▸ Exercise prompt
Write out all of the entries exactly as given.

Dataset entries on figures
--*--
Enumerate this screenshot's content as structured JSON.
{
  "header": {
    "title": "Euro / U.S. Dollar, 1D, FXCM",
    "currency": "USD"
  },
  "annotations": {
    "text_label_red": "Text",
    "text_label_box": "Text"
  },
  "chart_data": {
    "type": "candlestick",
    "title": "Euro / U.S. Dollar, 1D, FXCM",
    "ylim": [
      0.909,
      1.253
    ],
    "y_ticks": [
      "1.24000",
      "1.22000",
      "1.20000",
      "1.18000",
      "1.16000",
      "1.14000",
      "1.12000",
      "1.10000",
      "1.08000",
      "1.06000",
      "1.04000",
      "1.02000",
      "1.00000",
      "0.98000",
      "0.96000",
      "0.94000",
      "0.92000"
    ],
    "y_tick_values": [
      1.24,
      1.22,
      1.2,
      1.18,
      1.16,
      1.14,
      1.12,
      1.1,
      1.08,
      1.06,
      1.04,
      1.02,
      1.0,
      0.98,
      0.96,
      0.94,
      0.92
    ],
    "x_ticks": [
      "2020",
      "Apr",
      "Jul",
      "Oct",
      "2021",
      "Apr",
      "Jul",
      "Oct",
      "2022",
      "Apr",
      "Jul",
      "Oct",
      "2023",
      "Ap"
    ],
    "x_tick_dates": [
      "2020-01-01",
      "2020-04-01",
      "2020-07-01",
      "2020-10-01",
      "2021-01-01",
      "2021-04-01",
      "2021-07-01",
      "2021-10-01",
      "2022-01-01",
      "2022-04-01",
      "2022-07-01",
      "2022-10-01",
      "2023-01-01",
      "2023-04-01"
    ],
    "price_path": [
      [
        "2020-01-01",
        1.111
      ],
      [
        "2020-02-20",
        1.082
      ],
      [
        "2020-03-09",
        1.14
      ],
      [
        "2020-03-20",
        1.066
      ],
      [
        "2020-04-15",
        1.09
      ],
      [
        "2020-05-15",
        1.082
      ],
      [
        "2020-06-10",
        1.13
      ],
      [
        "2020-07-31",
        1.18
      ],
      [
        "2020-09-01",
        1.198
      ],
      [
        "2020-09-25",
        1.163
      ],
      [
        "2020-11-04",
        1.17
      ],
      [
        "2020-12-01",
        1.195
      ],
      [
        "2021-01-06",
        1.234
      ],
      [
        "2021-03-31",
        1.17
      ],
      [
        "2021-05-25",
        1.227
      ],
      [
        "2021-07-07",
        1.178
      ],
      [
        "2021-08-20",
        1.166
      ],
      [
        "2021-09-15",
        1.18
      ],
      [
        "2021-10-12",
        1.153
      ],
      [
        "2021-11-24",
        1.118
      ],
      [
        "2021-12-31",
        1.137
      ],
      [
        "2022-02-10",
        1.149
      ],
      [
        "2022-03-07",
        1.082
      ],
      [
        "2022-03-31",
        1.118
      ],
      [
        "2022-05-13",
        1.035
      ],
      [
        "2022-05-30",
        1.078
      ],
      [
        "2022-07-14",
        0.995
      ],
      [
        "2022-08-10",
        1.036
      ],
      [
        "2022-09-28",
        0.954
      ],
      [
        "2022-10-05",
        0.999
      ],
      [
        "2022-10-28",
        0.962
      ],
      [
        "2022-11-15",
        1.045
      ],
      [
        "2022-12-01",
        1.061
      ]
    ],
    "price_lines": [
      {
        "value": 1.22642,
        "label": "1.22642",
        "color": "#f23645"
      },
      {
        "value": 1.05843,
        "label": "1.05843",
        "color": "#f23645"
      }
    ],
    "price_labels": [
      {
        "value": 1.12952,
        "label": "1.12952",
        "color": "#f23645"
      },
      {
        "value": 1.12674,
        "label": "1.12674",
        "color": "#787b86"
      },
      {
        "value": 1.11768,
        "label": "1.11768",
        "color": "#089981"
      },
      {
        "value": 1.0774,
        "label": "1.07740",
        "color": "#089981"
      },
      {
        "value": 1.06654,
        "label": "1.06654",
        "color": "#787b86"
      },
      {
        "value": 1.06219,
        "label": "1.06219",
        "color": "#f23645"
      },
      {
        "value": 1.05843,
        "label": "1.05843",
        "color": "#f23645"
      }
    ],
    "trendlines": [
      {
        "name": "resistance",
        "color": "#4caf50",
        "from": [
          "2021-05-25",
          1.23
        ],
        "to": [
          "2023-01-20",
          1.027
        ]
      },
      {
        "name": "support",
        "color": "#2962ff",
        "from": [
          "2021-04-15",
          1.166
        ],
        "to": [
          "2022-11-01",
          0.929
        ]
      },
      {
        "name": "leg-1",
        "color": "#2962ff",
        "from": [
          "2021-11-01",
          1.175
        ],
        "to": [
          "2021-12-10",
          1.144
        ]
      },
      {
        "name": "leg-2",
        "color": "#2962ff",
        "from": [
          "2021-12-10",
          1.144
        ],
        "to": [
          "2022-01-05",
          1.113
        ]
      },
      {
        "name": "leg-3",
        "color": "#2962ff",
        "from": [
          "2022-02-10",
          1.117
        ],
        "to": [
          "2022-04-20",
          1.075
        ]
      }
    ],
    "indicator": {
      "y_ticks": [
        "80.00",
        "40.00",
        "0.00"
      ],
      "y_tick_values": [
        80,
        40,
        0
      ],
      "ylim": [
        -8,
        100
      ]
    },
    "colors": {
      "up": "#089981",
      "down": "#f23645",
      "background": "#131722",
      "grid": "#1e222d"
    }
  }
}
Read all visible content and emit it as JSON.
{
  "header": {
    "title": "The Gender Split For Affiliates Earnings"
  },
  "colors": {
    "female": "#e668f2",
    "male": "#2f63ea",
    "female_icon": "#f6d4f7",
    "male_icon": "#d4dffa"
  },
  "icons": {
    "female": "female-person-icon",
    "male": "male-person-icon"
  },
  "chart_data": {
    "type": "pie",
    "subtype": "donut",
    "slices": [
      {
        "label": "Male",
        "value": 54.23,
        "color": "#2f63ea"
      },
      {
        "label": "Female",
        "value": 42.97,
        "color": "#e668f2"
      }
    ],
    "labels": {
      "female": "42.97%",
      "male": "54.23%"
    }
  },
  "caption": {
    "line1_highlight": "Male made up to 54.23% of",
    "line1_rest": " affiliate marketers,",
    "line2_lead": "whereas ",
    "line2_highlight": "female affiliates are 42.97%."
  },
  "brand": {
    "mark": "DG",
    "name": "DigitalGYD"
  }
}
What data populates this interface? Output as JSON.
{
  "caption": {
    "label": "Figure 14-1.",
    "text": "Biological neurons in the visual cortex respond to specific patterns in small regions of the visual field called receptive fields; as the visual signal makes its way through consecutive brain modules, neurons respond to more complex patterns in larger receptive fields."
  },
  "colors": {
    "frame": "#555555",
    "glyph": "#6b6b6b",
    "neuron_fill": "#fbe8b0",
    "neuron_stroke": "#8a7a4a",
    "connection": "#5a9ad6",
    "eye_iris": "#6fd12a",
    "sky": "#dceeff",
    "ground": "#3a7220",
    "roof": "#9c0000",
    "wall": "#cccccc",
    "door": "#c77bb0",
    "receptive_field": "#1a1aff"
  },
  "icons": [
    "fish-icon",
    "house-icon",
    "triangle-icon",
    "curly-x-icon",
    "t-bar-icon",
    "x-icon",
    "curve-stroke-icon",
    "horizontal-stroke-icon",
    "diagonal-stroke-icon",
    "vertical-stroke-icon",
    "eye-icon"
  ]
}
--*--
▸ Output below
Enumerate this screenshot's content as structured JSON.
{
  "header": {
    "title": "Euro / U.S. Dollar, 1D, FXCM",
    "currency": "USD"
  },
  "annotations": {
    "text_label_red": "Text",
    "text_label_box": "Text"
  },
  "chart_data": {
    "type": "candlestick",
    "title": "Euro / U.S. Dollar, 1D, FXCM",
    "ylim": [
      0.909,
      1.253
    ],
    "y_ticks": [
      "1.24000",
      "1.22000",
      "1.20000",
      "1.18000",
      "1.16000",
      "1.14000",
      "1.12000",
      "1.10000",
      "1.08000",
      "1.06000",
      "1.04000",
      "1.02000",
      "1.00000",
      "0.98000",
      "0.96000",
      "0.94000",
      "0.92000"
    ],
    "y_tick_values": [
      1.24,
      1.22,
      1.2,
      1.18,
      1.16,
      1.14,
      1.12,
      1.1,
      1.08,
      1.06,
      1.04,
      1.02,
      1.0,
      0.98,
      0.96,
      0.94,
      0.92
    ],
    "x_ticks": [
      "2020",
      "Apr",
      "Jul",
      "Oct",
      "2021",
      "Apr",
      "Jul",
      "Oct",
      "2022",
      "Apr",
      "Jul",
      "Oct",
      "2023",
      "Ap"
    ],
    "x_tick_dates": [
      "2020-01-01",
      "2020-04-01",
      "2020-07-01",
      "2020-10-01",
      "2021-01-01",
      "2021-04-01",
      "2021-07-01",
      "2021-10-01",
      "2022-01-01",
      "2022-04-01",
      "2022-07-01",
      "2022-10-01",
      "2023-01-01",
      "2023-04-01"
    ],
    "price_path": [
      [
        "2020-01-01",
        1.111
      ],
      [
        "2020-02-20",
        1.082
      ],
      [
        "2020-03-09",
        1.14
      ],
      [
        "2020-03-20",
        1.066
      ],
      [
        "2020-04-15",
        1.09
      ],
      [
        "2020-05-15",
        1.082
      ],
      [
        "2020-06-10",
        1.13
      ],
      [
        "2020-07-31",
        1.18
      ],
      [
        "2020-09-01",
        1.198
      ],
      [
        "2020-09-25",
        1.163
      ],
      [
        "2020-11-04",
        1.17
      ],
      [
        "2020-12-01",
        1.195
      ],
      [
        "2021-01-06",
        1.234
      ],
      [
        "2021-03-31",
        1.17
      ],
      [
        "2021-05-25",
        1.227
      ],
      [
        "2021-07-07",
        1.178
      ],
      [
        "2021-08-20",
        1.166
      ],
      [
        "2021-09-15",
        1.18
      ],
      [
        "2021-10-12",
        1.153
      ],
      [
        "2021-11-24",
        1.118
      ],
      [
        "2021-12-31",
        1.137
      ],
      [
        "2022-02-10",
        1.149
      ],
      [
        "2022-03-07",
        1.082
      ],
      [
        "2022-03-31",
        1.118
      ],
      [
        "2022-05-13",
        1.035
      ],
      [
        "2022-05-30",
        1.078
      ],
      [
        "2022-07-14",
        0.995
      ],
      [
        "2022-08-10",
        1.036
      ],
      [
        "2022-09-28",
        0.954
      ],
      [
        "2022-10-05",
        0.999
      ],
      [
        "2022-10-28",
        0.962
      ],
      [
        "2022-11-15",
        1.045
      ],
      [
        "2022-12-01",
        1.061
      ]
    ],
    "price_lines": [
      {
        "value": 1.22642,
        "label": "1.22642",
        "color": "#f23645"
      },
      {
        "value": 1.05843,
        "label": "1.05843",
        "color": "#f23645"
      }
    ],
    "price_labels": [
      {
        "value": 1.12952,
        "label": "1.12952",
        "color": "#f23645"
      },
      {
        "value": 1.12674,
        "label": "1.12674",
        "color": "#787b86"
      },
      {
        "value": 1.11768,
        "label": "1.11768",
        "color": "#089981"
      },
      {
        "value": 1.0774,
        "label": "1.07740",
        "color": "#089981"
      },
      {
        "value": 1.06654,
        "label": "1.06654",
        "color": "#787b86"
      },
      {
        "value": 1.06219,
        "label": "1.06219",
        "color": "#f23645"
      },
      {
        "value": 1.05843,
        "label": "1.05843",
        "color": "#f23645"
      }
    ],
    "trendlines": [
      {
        "name": "resistance",
        "color": "#4caf50",
        "from": [
          "2021-05-25",
          1.23
        ],
        "to": [
          "2023-01-20",
          1.027
        ]
      },
      {
        "name": "support",
        "color": "#2962ff",
        "from": [
          "2021-04-15",
          1.166
        ],
        "to": [
          "2022-11-01",
          0.929
        ]
      },
      {
        "name": "leg-1",
        "color": "#2962ff",
        "from": [
          "2021-11-01",
          1.175
        ],
        "to": [
          "2021-12-10",
          1.144
        ]
      },
      {
        "name": "leg-2",
        "color": "#2962ff",
        "from": [
          "2021-12-10",
          1.144
        ],
        "to": [
          "2022-01-05",
          1.113
        ]
      },
      {
        "name": "leg-3",
        "color": "#2962ff",
        "from": [
          "2022-02-10",
          1.117
        ],
        "to": [
          "2022-04-20",
          1.075
        ]
      }
    ],
    "indicator": {
      "y_ticks": [
        "80.00",
        "40.00",
        "0.00"
      ],
      "y_tick_values": [
        80,
        40,
        0
      ],
      "ylim": [
        -8,
        100
      ]
    },
    "colors": {
      "up": "#089981",
      "down": "#f23645",
      "background": "#131722",
      "grid": "#1e222d"
    }
  }
}
Read all visible content and emit it as JSON.
{
  "header": {
    "title": "The Gender Split For Affiliates Earnings"
  },
  "colors": {
    "female": "#e668f2",
    "male": "#2f63ea",
    "female_icon": "#f6d4f7",
    "male_icon": "#d4dffa"
  },
  "icons": {
    "female": "female-person-icon",
    "male": "male-person-icon"
  },
  "chart_data": {
    "type": "pie",
    "subtype": "donut",
    "slices": [
      {
        "label": "Male",
        "value": 54.23,
        "color": "#2f63ea"
      },
      {
        "label": "Female",
        "value": 42.97,
        "color": "#e668f2"
      }
    ],
    "labels": {
      "female": "42.97%",
      "male": "54.23%"
    }
  },
  "caption": {
    "line1_highlight": "Male made up to 54.23% of",
    "line1_rest": " affiliate marketers,",
    "line2_lead": "whereas ",
    "line2_highlight": "female affiliates are 42.97%."
  },
  "brand": {
    "mark": "DG",
    "name": "DigitalGYD"
  }
}
What data populates this interface? Output as JSON.
{
  "caption": {
    "label": "Figure 14-1.",
    "text": "Biological neurons in the visual cortex respond to specific patterns in small regions of the visual field called receptive fields; as the visual signal makes its way through consecutive brain modules, neurons respond to more complex patterns in larger receptive fields."
  },
  "colors": {
    "frame": "#555555",
    "glyph": "#6b6b6b",
    "neuron_fill": "#fbe8b0",
    "neuron_stroke": "#8a7a4a",
    "connection": "#5a9ad6",
    "eye_iris": "#6fd12a",
    "sky": "#dceeff",
    "ground": "#3a7220",
    "roof": "#9c0000",
    "wall": "#cccccc",
    "door": "#c77bb0",
    "receptive_field": "#1a1aff"
  },
  "icons": [
    "fish-icon",
    "house-icon",
    "triangle-icon",
    "curly-x-icon",
    "t-bar-icon",
    "x-icon",
    "curve-stroke-icon",
    "horizontal-stroke-icon",
    "diagonal-stroke-icon",
    "vertical-stroke-icon",
    "eye-icon"
  ]
}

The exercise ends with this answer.